Do this: Write the following lines out again with every "colorbar-segment" replaced by "color-band", leaving everything else unchanged.

Records supplied:
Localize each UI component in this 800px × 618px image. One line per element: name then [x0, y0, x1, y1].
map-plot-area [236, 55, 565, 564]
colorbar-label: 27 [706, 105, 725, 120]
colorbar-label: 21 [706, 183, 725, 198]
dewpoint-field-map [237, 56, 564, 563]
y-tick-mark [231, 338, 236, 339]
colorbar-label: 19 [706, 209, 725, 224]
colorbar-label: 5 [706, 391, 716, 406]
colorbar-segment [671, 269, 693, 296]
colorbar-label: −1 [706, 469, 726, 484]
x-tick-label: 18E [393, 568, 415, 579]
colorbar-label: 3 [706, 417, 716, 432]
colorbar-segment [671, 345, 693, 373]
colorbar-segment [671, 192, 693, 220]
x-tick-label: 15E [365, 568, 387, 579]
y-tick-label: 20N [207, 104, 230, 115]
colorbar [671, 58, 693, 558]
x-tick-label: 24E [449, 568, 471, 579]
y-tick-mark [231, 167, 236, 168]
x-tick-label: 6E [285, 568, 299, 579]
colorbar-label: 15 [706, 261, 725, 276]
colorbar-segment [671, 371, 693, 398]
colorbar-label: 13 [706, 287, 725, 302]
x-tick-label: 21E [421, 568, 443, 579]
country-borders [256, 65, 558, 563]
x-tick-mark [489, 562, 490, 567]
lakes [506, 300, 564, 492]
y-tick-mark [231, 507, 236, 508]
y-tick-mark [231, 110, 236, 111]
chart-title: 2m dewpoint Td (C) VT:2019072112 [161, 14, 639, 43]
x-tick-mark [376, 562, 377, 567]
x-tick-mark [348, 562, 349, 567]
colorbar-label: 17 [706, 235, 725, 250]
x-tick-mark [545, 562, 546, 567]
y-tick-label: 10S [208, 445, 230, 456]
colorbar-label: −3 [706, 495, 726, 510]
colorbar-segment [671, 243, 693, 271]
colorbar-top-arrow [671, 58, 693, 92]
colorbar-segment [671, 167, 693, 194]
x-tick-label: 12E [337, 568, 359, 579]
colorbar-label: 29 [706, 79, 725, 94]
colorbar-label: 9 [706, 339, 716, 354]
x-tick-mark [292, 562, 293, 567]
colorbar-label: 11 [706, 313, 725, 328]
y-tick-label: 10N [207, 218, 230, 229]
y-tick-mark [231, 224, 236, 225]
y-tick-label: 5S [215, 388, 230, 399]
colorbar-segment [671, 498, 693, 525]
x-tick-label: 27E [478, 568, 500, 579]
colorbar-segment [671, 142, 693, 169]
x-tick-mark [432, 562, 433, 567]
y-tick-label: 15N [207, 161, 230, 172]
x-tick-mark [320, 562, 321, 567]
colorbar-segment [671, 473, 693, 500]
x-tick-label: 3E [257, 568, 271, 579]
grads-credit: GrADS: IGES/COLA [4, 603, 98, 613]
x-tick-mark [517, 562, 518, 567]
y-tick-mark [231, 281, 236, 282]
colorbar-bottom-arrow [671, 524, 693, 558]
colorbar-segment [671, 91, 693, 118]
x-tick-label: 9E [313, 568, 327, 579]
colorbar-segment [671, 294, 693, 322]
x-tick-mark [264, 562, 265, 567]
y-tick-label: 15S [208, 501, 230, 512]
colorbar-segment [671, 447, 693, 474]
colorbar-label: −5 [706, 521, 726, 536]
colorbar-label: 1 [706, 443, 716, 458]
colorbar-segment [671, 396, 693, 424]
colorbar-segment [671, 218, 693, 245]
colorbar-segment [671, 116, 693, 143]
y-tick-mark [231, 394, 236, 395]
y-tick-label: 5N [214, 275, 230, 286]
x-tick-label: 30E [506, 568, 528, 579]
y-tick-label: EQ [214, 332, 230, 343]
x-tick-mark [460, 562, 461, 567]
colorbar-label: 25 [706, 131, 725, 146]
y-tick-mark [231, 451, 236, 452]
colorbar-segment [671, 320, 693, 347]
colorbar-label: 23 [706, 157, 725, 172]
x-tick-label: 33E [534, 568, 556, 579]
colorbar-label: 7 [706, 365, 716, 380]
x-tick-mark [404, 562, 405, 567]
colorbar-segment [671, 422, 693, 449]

Result of the task:
Localize each UI component in this 800px × 618px image. One line per element: name then [x0, y0, x1, y1].
map-plot-area [236, 55, 565, 564]
colorbar-label: 27 [706, 105, 725, 120]
colorbar-label: 21 [706, 183, 725, 198]
dewpoint-field-map [237, 56, 564, 563]
y-tick-mark [231, 338, 236, 339]
colorbar-label: 19 [706, 209, 725, 224]
colorbar-label: 5 [706, 391, 716, 406]
color-band [671, 269, 693, 296]
colorbar-label: −1 [706, 469, 726, 484]
x-tick-label: 18E [393, 568, 415, 579]
colorbar-label: 3 [706, 417, 716, 432]
color-band [671, 345, 693, 373]
color-band [671, 192, 693, 220]
x-tick-label: 15E [365, 568, 387, 579]
y-tick-label: 20N [207, 104, 230, 115]
colorbar [671, 58, 693, 558]
x-tick-label: 24E [449, 568, 471, 579]
y-tick-mark [231, 167, 236, 168]
x-tick-label: 6E [285, 568, 299, 579]
colorbar-label: 15 [706, 261, 725, 276]
color-band [671, 371, 693, 398]
colorbar-label: 13 [706, 287, 725, 302]
x-tick-label: 21E [421, 568, 443, 579]
country-borders [256, 65, 558, 563]
x-tick-mark [489, 562, 490, 567]
lakes [506, 300, 564, 492]
y-tick-mark [231, 507, 236, 508]
y-tick-mark [231, 110, 236, 111]
chart-title: 2m dewpoint Td (C) VT:2019072112 [161, 14, 639, 43]
x-tick-mark [376, 562, 377, 567]
x-tick-mark [348, 562, 349, 567]
colorbar-label: 17 [706, 235, 725, 250]
x-tick-mark [545, 562, 546, 567]
y-tick-label: 10S [208, 445, 230, 456]
colorbar-label: −3 [706, 495, 726, 510]
color-band [671, 243, 693, 271]
colorbar-top-arrow [671, 58, 693, 92]
color-band [671, 167, 693, 194]
x-tick-label: 12E [337, 568, 359, 579]
colorbar-label: 29 [706, 79, 725, 94]
colorbar-label: 9 [706, 339, 716, 354]
x-tick-mark [292, 562, 293, 567]
colorbar-label: 11 [706, 313, 725, 328]
y-tick-label: 10N [207, 218, 230, 229]
y-tick-mark [231, 224, 236, 225]
y-tick-label: 5S [215, 388, 230, 399]
color-band [671, 498, 693, 525]
x-tick-label: 27E [478, 568, 500, 579]
color-band [671, 142, 693, 169]
x-tick-mark [432, 562, 433, 567]
y-tick-label: 15N [207, 161, 230, 172]
x-tick-mark [320, 562, 321, 567]
color-band [671, 473, 693, 500]
x-tick-label: 3E [257, 568, 271, 579]
grads-credit: GrADS: IGES/COLA [4, 603, 98, 613]
x-tick-mark [517, 562, 518, 567]
y-tick-mark [231, 281, 236, 282]
colorbar-bottom-arrow [671, 524, 693, 558]
color-band [671, 91, 693, 118]
x-tick-label: 9E [313, 568, 327, 579]
color-band [671, 294, 693, 322]
x-tick-mark [264, 562, 265, 567]
y-tick-label: 15S [208, 501, 230, 512]
color-band [671, 447, 693, 474]
colorbar-label: −5 [706, 521, 726, 536]
colorbar-label: 1 [706, 443, 716, 458]
color-band [671, 396, 693, 424]
color-band [671, 218, 693, 245]
color-band [671, 116, 693, 143]
y-tick-mark [231, 394, 236, 395]
y-tick-label: 5N [214, 275, 230, 286]
x-tick-label: 30E [506, 568, 528, 579]
y-tick-label: EQ [214, 332, 230, 343]
x-tick-mark [460, 562, 461, 567]
colorbar-label: 25 [706, 131, 725, 146]
y-tick-mark [231, 451, 236, 452]
color-band [671, 320, 693, 347]
colorbar-label: 23 [706, 157, 725, 172]
x-tick-label: 33E [534, 568, 556, 579]
colorbar-label: 7 [706, 365, 716, 380]
x-tick-mark [404, 562, 405, 567]
color-band [671, 422, 693, 449]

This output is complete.